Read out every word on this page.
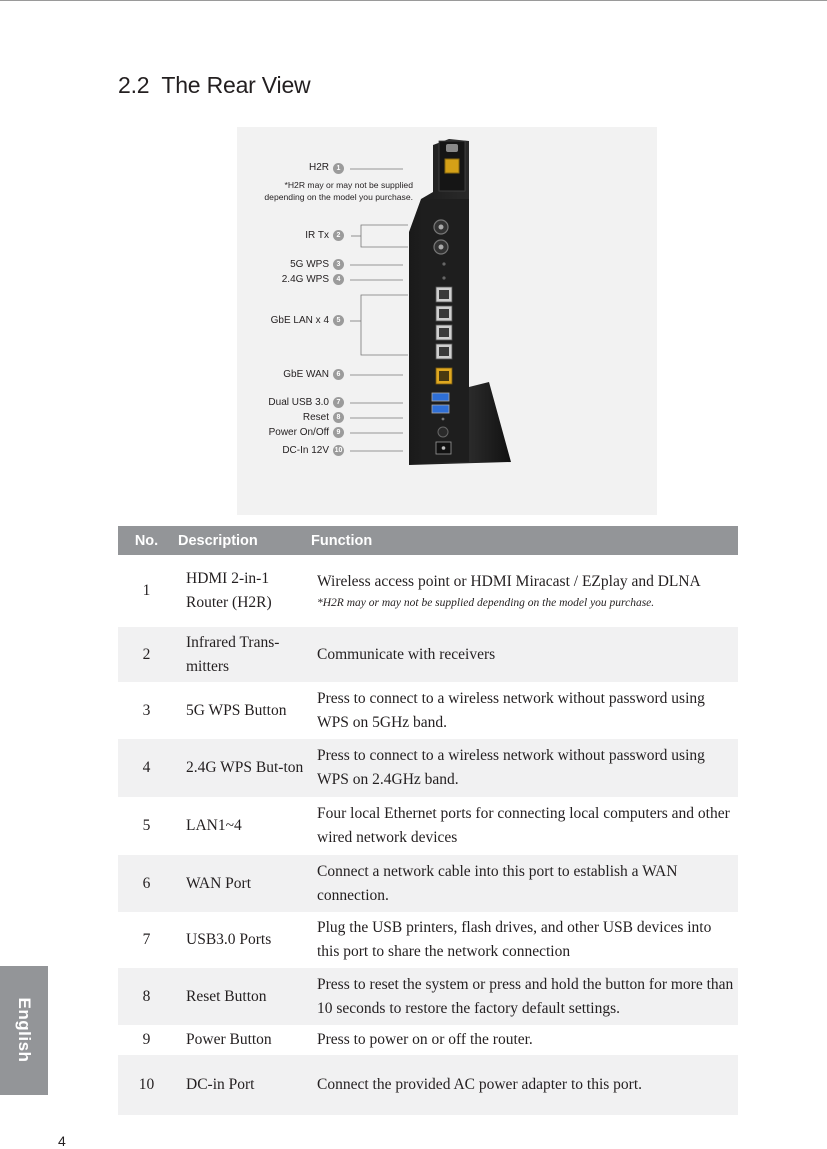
2.2 The Rear View
H2R	1
*H2R may or may not be supplied
depending on the model you purchase.
IR Tx	2
5G WPS	3
2.4G WPS	4
GbE LAN x 4	5
GbE WAN	6
Dual USB 3.0	7
Reset	8
Power On/Off	9
DC-In 12V 10
No.	Description	Function
1	HDMI 2-in-1 Router (H2R)	Wireless access point or HDMI Miracast / EZplay and DLNA
*H2R may or may not be supplied depending on the model you purchase.

2	Infrared Trans-mitters	Communicate with receivers
3	5G WPS Button	Press to connect to a wireless network without password using WPS on 5GHz band.
4	2.4G WPS But-ton	Press to connect to a wireless network without password using WPS on 2.4GHz band.
5	LAN1~4	Four local Ethernet ports for connecting local computers and other wired network devices
6	WAN Port	Connect a network cable into this port to establish a WAN connection.
7	USB3.0 Ports	Plug the USB printers, flash drives, and other USB devices into this port to share the network connection
8	Reset Button	Press to reset the system or press and hold the button for more than 10 seconds to restore the factory default settings.
9	Power Button	Press to power on or off the router.
10	DC-in Port	Connect the provided AC power adapter to this port.
English
4
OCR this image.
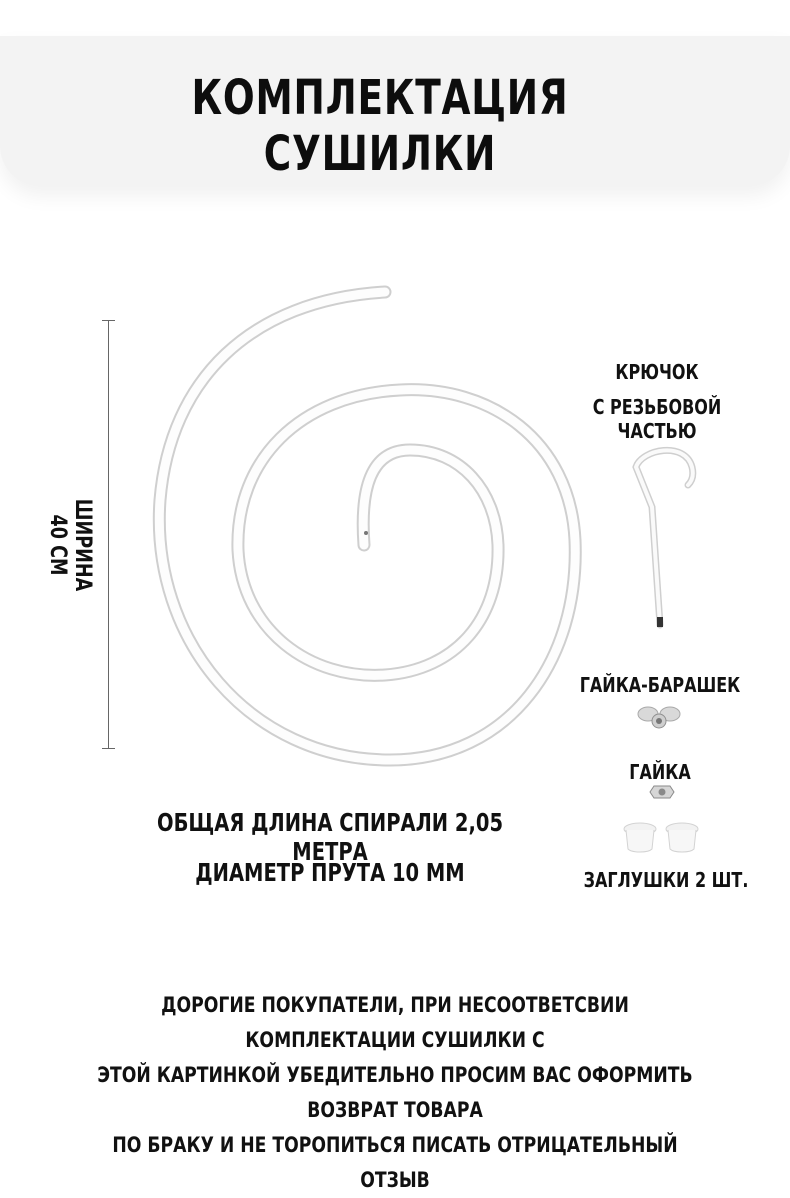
КОМПЛЕКТАЦИЯ СУШИЛКИ
ШИРИНА 40 СМ
ОБЩАЯ ДЛИНА СПИРАЛИ 2,05 МЕТРА
ДИАМЕТР ПРУТА 10 ММ
КРЮЧОК
С РЕЗЬБОВОЙ ЧАСТЬЮ
ГАЙКА-БАРАШЕК
ГАЙКА
ЗАГЛУШКИ 2 ШТ.
ДОРОГИЕ ПОКУПАТЕЛИ, ПРИ НЕСООТВЕТСВИИ КОМПЛЕКТАЦИИ СУШИЛКИ С
ЭТОЙ КАРТИНКОЙ УБЕДИТЕЛЬНО ПРОСИМ ВАС ОФОРМИТЬ ВОЗВРАТ ТОВАРА
ПО БРАКУ И НЕ ТОРОПИТЬСЯ ПИСАТЬ ОТРИЦАТЕЛЬНЫЙ ОТЗЫВ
::::::
» **GIVEN REQUEST**: Without the pictures, restate all of the entries above verbatim.

» **TASK RESPONSE**:
Read out every word on this page.
2.2 The Rear View
H2R	1
*H2R may or may not be supplied
depending on the model you purchase.
IR Tx	2
5G WPS	3
2.4G WPS	4
GbE LAN x 4	5
GbE WAN	6
Dual USB 3.0	7
Reset	8
Power On/Off	9
DC-In 12V 10
No.	Description	Function
1	HDMI 2-in-1 Router (H2R)	Wireless access point or HDMI Miracast / EZplay and DLNA
*H2R may or may not be supplied depending on the model you purchase.

2	Infrared Trans-mitters	Communicate with receivers
3	5G WPS Button	Press to connect to a wireless network without password using WPS on 5GHz band.
4	2.4G WPS But-ton	Press to connect to a wireless network without password using WPS on 2.4GHz band.
5	LAN1~4	Four local Ethernet ports for connecting local computers and other wired network devices
6	WAN Port	Connect a network cable into this port to establish a WAN connection.
7	USB3.0 Ports	Plug the USB printers, flash drives, and other USB devices into this port to share the network connection
8	Reset Button	Press to reset the system or press and hold the button for more than 10 seconds to restore the factory default settings.
9	Power Button	Press to power on or off the router.
10	DC-in Port	Connect the provided AC power adapter to this port.
English
4
OCR this image.
КОМПЛЕКТАЦИЯ СУШИЛКИ
ШИРИНА 40 СМ
ОБЩАЯ ДЛИНА СПИРАЛИ 2,05 МЕТРА
ДИАМЕТР ПРУТА 10 ММ
КРЮЧОК
С РЕЗЬБОВОЙ ЧАСТЬЮ
ГАЙКА-БАРАШЕК
ГАЙКА
ЗАГЛУШКИ 2 ШТ.
ДОРОГИЕ ПОКУПАТЕЛИ, ПРИ НЕСООТВЕТСВИИ КОМПЛЕКТАЦИИ СУШИЛКИ С
ЭТОЙ КАРТИНКОЙ УБЕДИТЕЛЬНО ПРОСИМ ВАС ОФОРМИТЬ ВОЗВРАТ ТОВАРА
ПО БРАКУ И НЕ ТОРОПИТЬСЯ ПИСАТЬ ОТРИЦАТЕЛЬНЫЙ ОТЗЫВ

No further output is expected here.